Written instruction: Quote every line below exactly and skip any picture.
:: Records supplied
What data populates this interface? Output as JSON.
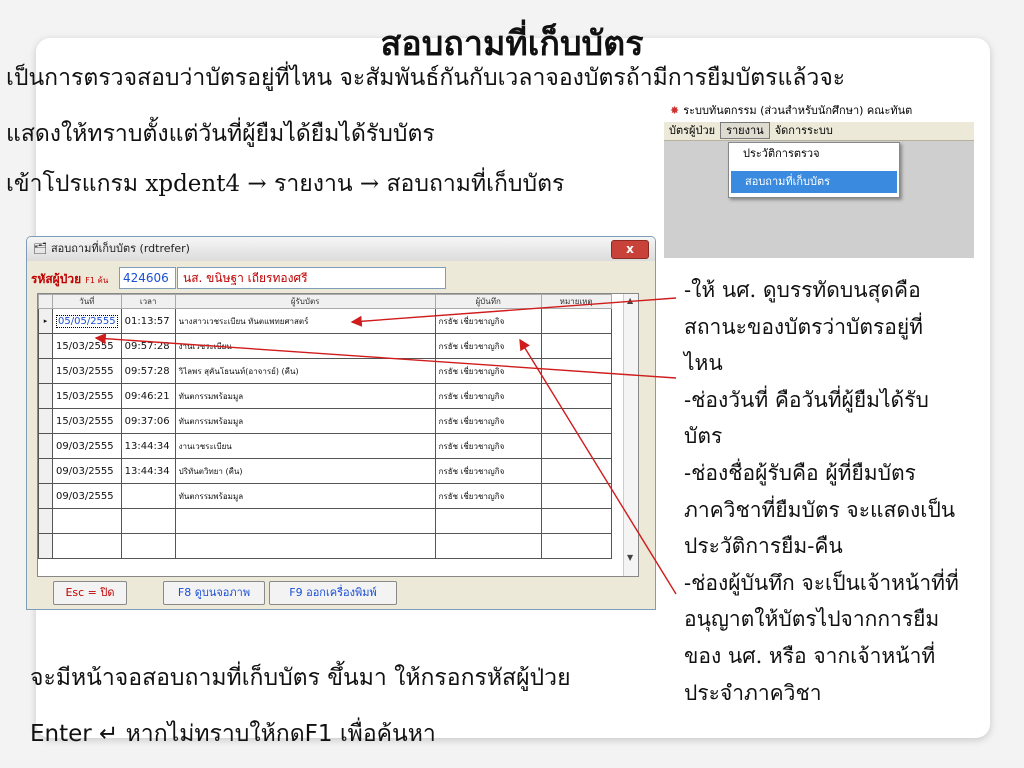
{
  "slide": {
    "title": "สอบถามที่เก็บบัตร",
    "intro_line1": "เป็นการตรวจสอบว่าบัตรอยู่ที่ไหน จะสัมพันธ์กันกับเวลาจองบัตรถ้ามีการยืมบัตรแล้วจะ",
    "intro_line2": "แสดงให้ทราบตั้งแต่วันที่ผู้ยืมได้ยืมได้รับบัตร",
    "intro_line3": "เข้าโปรแกรม xpdent4 → รายงาน → สอบถามที่เก็บบัตร",
    "bottom_line1": "จะมีหน้าจอสอบถามที่เก็บบัตร ขึ้นมา ให้กรอกรหัสผู้ป่วย",
    "bottom_line2": "Enter ↵ หากไม่ทราบให้กดF1 เพื่อค้นหา",
    "notes": [
      "-ให้ นศ. ดูบรรทัดบนสุดคือ",
      "สถานะของบัตรว่าบัตรอยู่ที่",
      "ไหน",
      "-ช่องวันที่ คือวันที่ผู้ยืมได้รับ",
      "บัตร",
      "-ช่องชื่อผู้รับคือ ผู้ที่ยืมบัตร",
      "ภาควิชาที่ยืมบัตร จะแสดงเป็น",
      "ประวัติการยืม-คืน",
      "-ช่องผู้บันทึก จะเป็นเจ้าหน้าที่ที่",
      "อนุญาตให้บัตรไปจากการยืม",
      "ของ นศ. หรือ จากเจ้าหน้าที่",
      "ประจำภาควิชา"
    ]
  },
  "menu_shot": {
    "app_title": "ระบบทันตกรรม (ส่วนสำหรับนักศึกษา) คณะทันต",
    "menubar": [
      "บัตรผู้ป่วย",
      "รายงาน",
      "จัดการระบบ"
    ],
    "dropdown": [
      "ประวัติการตรวจ",
      "สอบถามที่เก็บบัตร"
    ]
  },
  "window": {
    "title": "สอบถามที่เก็บบัตร (rdtrefer)",
    "close": "x",
    "patient_id_label": "รหัสผู้ป่วย",
    "patient_id_hint": "F1 ค้น",
    "patient_id": "424606",
    "patient_name": "นส. ขนิษฐา เถียรทองศรี",
    "columns": [
      "วันที่",
      "เวลา",
      "ผู้รับบัตร",
      "ผู้บันทึก",
      "หมายเหตุ"
    ],
    "rows": [
      {
        "date": "05/05/2555",
        "time": "01:13:57",
        "receiver": "นางสาวเวชระเบียน ทันตแพทยศาสตร์",
        "recorder": "กรธัช เชี่ยวชาญกิจ",
        "note": ""
      },
      {
        "date": "15/03/2555",
        "time": "09:57:28",
        "receiver": "งานเวชระเบียน",
        "recorder": "กรธัช เชี่ยวชาญกิจ",
        "note": ""
      },
      {
        "date": "15/03/2555",
        "time": "09:57:28",
        "receiver": "วิไลพร สุคันโธนนท์(อาจารย์) (คืน)",
        "recorder": "กรธัช เชี่ยวชาญกิจ",
        "note": ""
      },
      {
        "date": "15/03/2555",
        "time": "09:46:21",
        "receiver": "ทันตกรรมพร้อมมูล",
        "recorder": "กรธัช เชี่ยวชาญกิจ",
        "note": ""
      },
      {
        "date": "15/03/2555",
        "time": "09:37:06",
        "receiver": "ทันตกรรมพร้อมมูล",
        "recorder": "กรธัช เชี่ยวชาญกิจ",
        "note": ""
      },
      {
        "date": "09/03/2555",
        "time": "13:44:34",
        "receiver": "งานเวชระเบียน",
        "recorder": "กรธัช เชี่ยวชาญกิจ",
        "note": ""
      },
      {
        "date": "09/03/2555",
        "time": "13:44:34",
        "receiver": "ปริทันตวิทยา (คืน)",
        "recorder": "กรธัช เชี่ยวชาญกิจ",
        "note": ""
      },
      {
        "date": "09/03/2555",
        "time": "",
        "receiver": "ทันตกรรมพร้อมมูล",
        "recorder": "กรธัช เชี่ยวชาญกิจ",
        "note": ""
      }
    ],
    "btn_esc": "Esc = ปิด",
    "btn_f8": "F8 ดูบนจอภาพ",
    "btn_f9": "F9 ออกเครื่องพิมพ์"
  },
  "colors": {
    "accent_red": "#c00000",
    "accent_blue": "#1a4fd6",
    "arrow": "#d01c1c"
  }
}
::::
Answer:
What data populates this interface? Output as JSON.
{
  "slide": {
    "title": "สอบถามที่เก็บบัตร",
    "intro_line1": "เป็นการตรวจสอบว่าบัตรอยู่ที่ไหน จะสัมพันธ์กันกับเวลาจองบัตรถ้ามีการยืมบัตรแล้วจะ",
    "intro_line2": "แสดงให้ทราบตั้งแต่วันที่ผู้ยืมได้ยืมได้รับบัตร",
    "intro_line3": "เข้าโปรแกรม xpdent4 → รายงาน → สอบถามที่เก็บบัตร",
    "bottom_line1": "จะมีหน้าจอสอบถามที่เก็บบัตร ขึ้นมา ให้กรอกรหัสผู้ป่วย",
    "bottom_line2": "Enter ↵ หากไม่ทราบให้กดF1 เพื่อค้นหา",
    "notes": [
      "-ให้ นศ. ดูบรรทัดบนสุดคือ",
      "สถานะของบัตรว่าบัตรอยู่ที่",
      "ไหน",
      "-ช่องวันที่ คือวันที่ผู้ยืมได้รับ",
      "บัตร",
      "-ช่องชื่อผู้รับคือ ผู้ที่ยืมบัตร",
      "ภาควิชาที่ยืมบัตร จะแสดงเป็น",
      "ประวัติการยืม-คืน",
      "-ช่องผู้บันทึก จะเป็นเจ้าหน้าที่ที่",
      "อนุญาตให้บัตรไปจากการยืม",
      "ของ นศ. หรือ จากเจ้าหน้าที่",
      "ประจำภาควิชา"
    ]
  },
  "menu_shot": {
    "app_title": "ระบบทันตกรรม (ส่วนสำหรับนักศึกษา) คณะทันต",
    "menubar": [
      "บัตรผู้ป่วย",
      "รายงาน",
      "จัดการระบบ"
    ],
    "dropdown": [
      "ประวัติการตรวจ",
      "สอบถามที่เก็บบัตร"
    ]
  },
  "window": {
    "title": "สอบถามที่เก็บบัตร (rdtrefer)",
    "close": "x",
    "patient_id_label": "รหัสผู้ป่วย",
    "patient_id_hint": "F1 ค้น",
    "patient_id": "424606",
    "patient_name": "นส. ขนิษฐา เถียรทองศรี",
    "columns": [
      "วันที่",
      "เวลา",
      "ผู้รับบัตร",
      "ผู้บันทึก",
      "หมายเหตุ"
    ],
    "rows": [
      {
        "date": "05/05/2555",
        "time": "01:13:57",
        "receiver": "นางสาวเวชระเบียน ทันตแพทยศาสตร์",
        "recorder": "กรธัช เชี่ยวชาญกิจ",
        "note": ""
      },
      {
        "date": "15/03/2555",
        "time": "09:57:28",
        "receiver": "งานเวชระเบียน",
        "recorder": "กรธัช เชี่ยวชาญกิจ",
        "note": ""
      },
      {
        "date": "15/03/2555",
        "time": "09:57:28",
        "receiver": "วิไลพร สุคันโธนนท์(อาจารย์) (คืน)",
        "recorder": "กรธัช เชี่ยวชาญกิจ",
        "note": ""
      },
      {
        "date": "15/03/2555",
        "time": "09:46:21",
        "receiver": "ทันตกรรมพร้อมมูล",
        "recorder": "กรธัช เชี่ยวชาญกิจ",
        "note": ""
      },
      {
        "date": "15/03/2555",
        "time": "09:37:06",
        "receiver": "ทันตกรรมพร้อมมูล",
        "recorder": "กรธัช เชี่ยวชาญกิจ",
        "note": ""
      },
      {
        "date": "09/03/2555",
        "time": "13:44:34",
        "receiver": "งานเวชระเบียน",
        "recorder": "กรธัช เชี่ยวชาญกิจ",
        "note": ""
      },
      {
        "date": "09/03/2555",
        "time": "13:44:34",
        "receiver": "ปริทันตวิทยา (คืน)",
        "recorder": "กรธัช เชี่ยวชาญกิจ",
        "note": ""
      },
      {
        "date": "09/03/2555",
        "time": "",
        "receiver": "ทันตกรรมพร้อมมูล",
        "recorder": "กรธัช เชี่ยวชาญกิจ",
        "note": ""
      }
    ],
    "btn_esc": "Esc = ปิด",
    "btn_f8": "F8 ดูบนจอภาพ",
    "btn_f9": "F9 ออกเครื่องพิมพ์"
  },
  "colors": {
    "accent_red": "#c00000",
    "accent_blue": "#1a4fd6",
    "arrow": "#d01c1c"
  }
}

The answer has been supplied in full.